Recorded data:
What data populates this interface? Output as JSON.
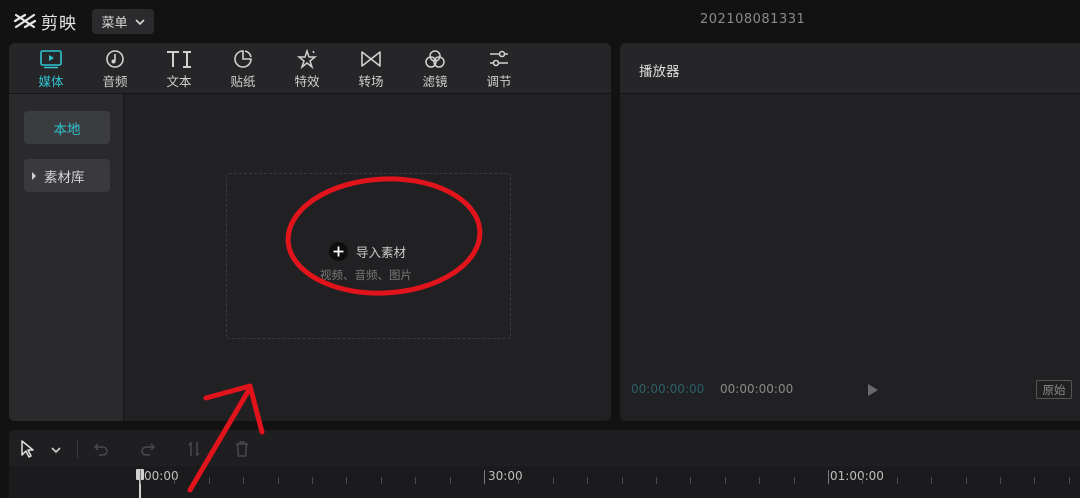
{
  "app": {
    "name": "剪映"
  },
  "menu": {
    "label": "菜单"
  },
  "project": {
    "title": "202108081331"
  },
  "toolbar": {
    "items": [
      {
        "label": "媒体",
        "icon": "media-icon",
        "active": true
      },
      {
        "label": "音频",
        "icon": "audio-icon"
      },
      {
        "label": "文本",
        "icon": "text-icon"
      },
      {
        "label": "贴纸",
        "icon": "sticker-icon"
      },
      {
        "label": "特效",
        "icon": "effects-icon"
      },
      {
        "label": "转场",
        "icon": "transition-icon"
      },
      {
        "label": "滤镜",
        "icon": "filter-icon"
      },
      {
        "label": "调节",
        "icon": "adjust-icon"
      }
    ]
  },
  "sidebar": {
    "local": "本地",
    "library": "素材库"
  },
  "import": {
    "label": "导入素材",
    "subtitle": "视频、音频、图片"
  },
  "player": {
    "title": "播放器",
    "current_time": "00:00:00:00",
    "total_time": "00:00:00:00",
    "ratio_label": "原始"
  },
  "timeline": {
    "labels": [
      "00:00",
      "30:00",
      "01:00:00"
    ]
  },
  "colors": {
    "accent": "#2fc3cf",
    "background": "#121212",
    "panel": "#212124",
    "annotation": "#e0141a"
  }
}
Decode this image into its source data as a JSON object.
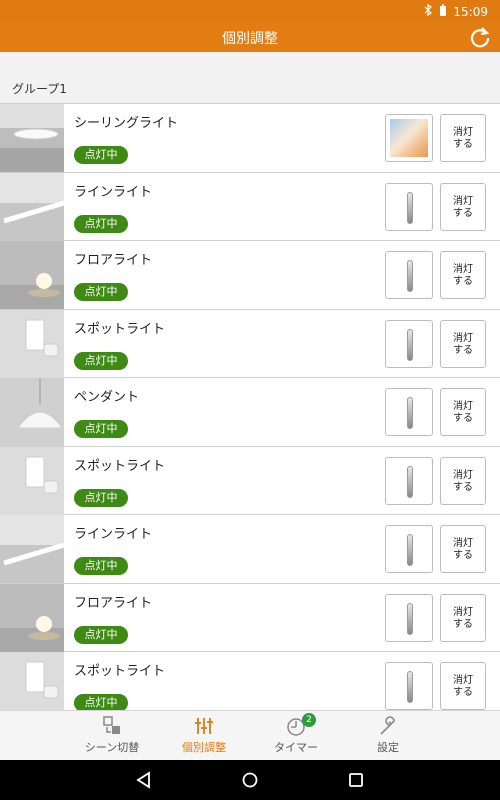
{
  "status": {
    "time": "15:09"
  },
  "header": {
    "title": "個別調整"
  },
  "group": {
    "name": "グループ1"
  },
  "items": [
    {
      "name": "シーリングライト",
      "status": "点灯中",
      "off_label_1": "消灯",
      "off_label_2": "する"
    },
    {
      "name": "ラインライト",
      "status": "点灯中",
      "off_label_1": "消灯",
      "off_label_2": "する"
    },
    {
      "name": "フロアライト",
      "status": "点灯中",
      "off_label_1": "消灯",
      "off_label_2": "する"
    },
    {
      "name": "スポットライト",
      "status": "点灯中",
      "off_label_1": "消灯",
      "off_label_2": "する"
    },
    {
      "name": "ペンダント",
      "status": "点灯中",
      "off_label_1": "消灯",
      "off_label_2": "する"
    },
    {
      "name": "スポットライト",
      "status": "点灯中",
      "off_label_1": "消灯",
      "off_label_2": "する"
    },
    {
      "name": "ラインライト",
      "status": "点灯中",
      "off_label_1": "消灯",
      "off_label_2": "する"
    },
    {
      "name": "フロアライト",
      "status": "点灯中",
      "off_label_1": "消灯",
      "off_label_2": "する"
    },
    {
      "name": "スポットライト",
      "status": "点灯中",
      "off_label_1": "消灯",
      "off_label_2": "する"
    }
  ],
  "nav": {
    "scene": "シーン切替",
    "individual": "個別調整",
    "timer": "タイマー",
    "timer_badge": "2",
    "settings": "設定"
  },
  "colors": {
    "accent": "#e07b12",
    "badge_green": "#3e8a14"
  }
}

TASK INSTRUCTIONS:
Looking at the records above, work out how many lines include the string "icon". Give the number and nothing else.

REPLY TO THE EXERCISE:
8